--- Begin Provided entries ---
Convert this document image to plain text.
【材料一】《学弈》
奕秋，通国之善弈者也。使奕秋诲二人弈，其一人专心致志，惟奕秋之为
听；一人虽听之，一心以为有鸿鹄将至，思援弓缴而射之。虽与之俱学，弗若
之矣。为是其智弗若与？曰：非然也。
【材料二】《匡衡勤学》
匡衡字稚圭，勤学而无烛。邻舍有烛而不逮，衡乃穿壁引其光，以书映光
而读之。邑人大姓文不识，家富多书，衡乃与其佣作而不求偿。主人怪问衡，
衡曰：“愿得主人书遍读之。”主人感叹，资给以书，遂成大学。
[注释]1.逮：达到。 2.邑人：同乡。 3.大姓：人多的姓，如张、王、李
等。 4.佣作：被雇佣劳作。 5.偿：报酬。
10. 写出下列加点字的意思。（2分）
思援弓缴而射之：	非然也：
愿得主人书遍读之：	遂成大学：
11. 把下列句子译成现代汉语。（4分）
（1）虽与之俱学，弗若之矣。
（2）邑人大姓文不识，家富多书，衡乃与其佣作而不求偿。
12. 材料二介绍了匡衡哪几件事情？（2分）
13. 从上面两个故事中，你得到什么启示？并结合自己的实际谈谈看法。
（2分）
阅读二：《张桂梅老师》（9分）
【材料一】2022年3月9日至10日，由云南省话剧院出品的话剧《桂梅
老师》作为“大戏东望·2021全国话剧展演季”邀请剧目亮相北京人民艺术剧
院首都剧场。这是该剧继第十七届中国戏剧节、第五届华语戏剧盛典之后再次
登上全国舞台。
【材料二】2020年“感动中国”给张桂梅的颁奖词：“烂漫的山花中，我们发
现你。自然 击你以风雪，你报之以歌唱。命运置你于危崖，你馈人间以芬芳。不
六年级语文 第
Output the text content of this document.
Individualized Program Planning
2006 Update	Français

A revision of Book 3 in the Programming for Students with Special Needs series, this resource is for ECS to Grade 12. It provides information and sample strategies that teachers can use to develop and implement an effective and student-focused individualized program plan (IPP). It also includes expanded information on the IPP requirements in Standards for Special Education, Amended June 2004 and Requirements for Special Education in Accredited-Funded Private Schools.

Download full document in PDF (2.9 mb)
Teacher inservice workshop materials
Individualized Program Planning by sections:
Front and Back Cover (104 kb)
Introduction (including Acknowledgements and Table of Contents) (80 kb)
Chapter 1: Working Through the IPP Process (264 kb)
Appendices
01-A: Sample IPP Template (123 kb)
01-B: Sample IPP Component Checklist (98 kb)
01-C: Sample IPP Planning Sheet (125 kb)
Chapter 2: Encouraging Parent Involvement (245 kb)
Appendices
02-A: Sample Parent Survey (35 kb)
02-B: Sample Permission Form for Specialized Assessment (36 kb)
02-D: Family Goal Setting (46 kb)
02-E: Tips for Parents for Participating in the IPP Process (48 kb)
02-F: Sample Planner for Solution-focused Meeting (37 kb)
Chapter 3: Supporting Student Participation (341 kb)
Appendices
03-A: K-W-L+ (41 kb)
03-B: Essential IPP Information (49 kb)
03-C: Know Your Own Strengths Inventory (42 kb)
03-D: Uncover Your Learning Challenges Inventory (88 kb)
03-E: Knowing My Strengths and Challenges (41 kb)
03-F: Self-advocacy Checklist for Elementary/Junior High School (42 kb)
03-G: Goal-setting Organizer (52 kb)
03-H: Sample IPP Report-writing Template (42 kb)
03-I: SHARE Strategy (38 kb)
--- End Provided entries ---
What you have to do
The listing above should be transcribed in full, exactly as written.

Task output
Convert this document image to plain text.
【材料一】《学弈》
奕秋，通国之善弈者也。使奕秋诲二人弈，其一人专心致志，惟奕秋之为
听；一人虽听之，一心以为有鸿鹄将至，思援弓缴而射之。虽与之俱学，弗若
之矣。为是其智弗若与？曰：非然也。
【材料二】《匡衡勤学》
匡衡字稚圭，勤学而无烛。邻舍有烛而不逮，衡乃穿壁引其光，以书映光
而读之。邑人大姓文不识，家富多书，衡乃与其佣作而不求偿。主人怪问衡，
衡曰：“愿得主人书遍读之。”主人感叹，资给以书，遂成大学。
[注释]1.逮：达到。 2.邑人：同乡。 3.大姓：人多的姓，如张、王、李
等。 4.佣作：被雇佣劳作。 5.偿：报酬。
10. 写出下列加点字的意思。（2分）
思援弓缴而射之：	非然也：
愿得主人书遍读之：	遂成大学：
11. 把下列句子译成现代汉语。（4分）
（1）虽与之俱学，弗若之矣。
（2）邑人大姓文不识，家富多书，衡乃与其佣作而不求偿。
12. 材料二介绍了匡衡哪几件事情？（2分）
13. 从上面两个故事中，你得到什么启示？并结合自己的实际谈谈看法。
（2分）
阅读二：《张桂梅老师》（9分）
【材料一】2022年3月9日至10日，由云南省话剧院出品的话剧《桂梅
老师》作为“大戏东望·2021全国话剧展演季”邀请剧目亮相北京人民艺术剧
院首都剧场。这是该剧继第十七届中国戏剧节、第五届华语戏剧盛典之后再次
登上全国舞台。
【材料二】2020年“感动中国”给张桂梅的颁奖词：“烂漫的山花中，我们发
现你。自然 击你以风雪，你报之以歌唱。命运置你于危崖，你馈人间以芬芳。不
六年级语文 第
Output the text content of this document.
Individualized Program Planning
2006 Update	Français

A revision of Book 3 in the Programming for Students with Special Needs series, this resource is for ECS to Grade 12. It provides information and sample strategies that teachers can use to develop and implement an effective and student-focused individualized program plan (IPP). It also includes expanded information on the IPP requirements in Standards for Special Education, Amended June 2004 and Requirements for Special Education in Accredited-Funded Private Schools.

Download full document in PDF (2.9 mb)
Teacher inservice workshop materials
Individualized Program Planning by sections:
Front and Back Cover (104 kb)
Introduction (including Acknowledgements and Table of Contents) (80 kb)
Chapter 1: Working Through the IPP Process (264 kb)
Appendices
01-A: Sample IPP Template (123 kb)
01-B: Sample IPP Component Checklist (98 kb)
01-C: Sample IPP Planning Sheet (125 kb)
Chapter 2: Encouraging Parent Involvement (245 kb)
Appendices
02-A: Sample Parent Survey (35 kb)
02-B: Sample Permission Form for Specialized Assessment (36 kb)
02-D: Family Goal Setting (46 kb)
02-E: Tips for Parents for Participating in the IPP Process (48 kb)
02-F: Sample Planner for Solution-focused Meeting (37 kb)
Chapter 3: Supporting Student Participation (341 kb)
Appendices
03-A: K-W-L+ (41 kb)
03-B: Essential IPP Information (49 kb)
03-C: Know Your Own Strengths Inventory (42 kb)
03-D: Uncover Your Learning Challenges Inventory (88 kb)
03-E: Knowing My Strengths and Challenges (41 kb)
03-F: Self-advocacy Checklist for Elementary/Junior High School (42 kb)
03-G: Goal-setting Organizer (52 kb)
03-H: Sample IPP Report-writing Template (42 kb)
03-I: SHARE Strategy (38 kb)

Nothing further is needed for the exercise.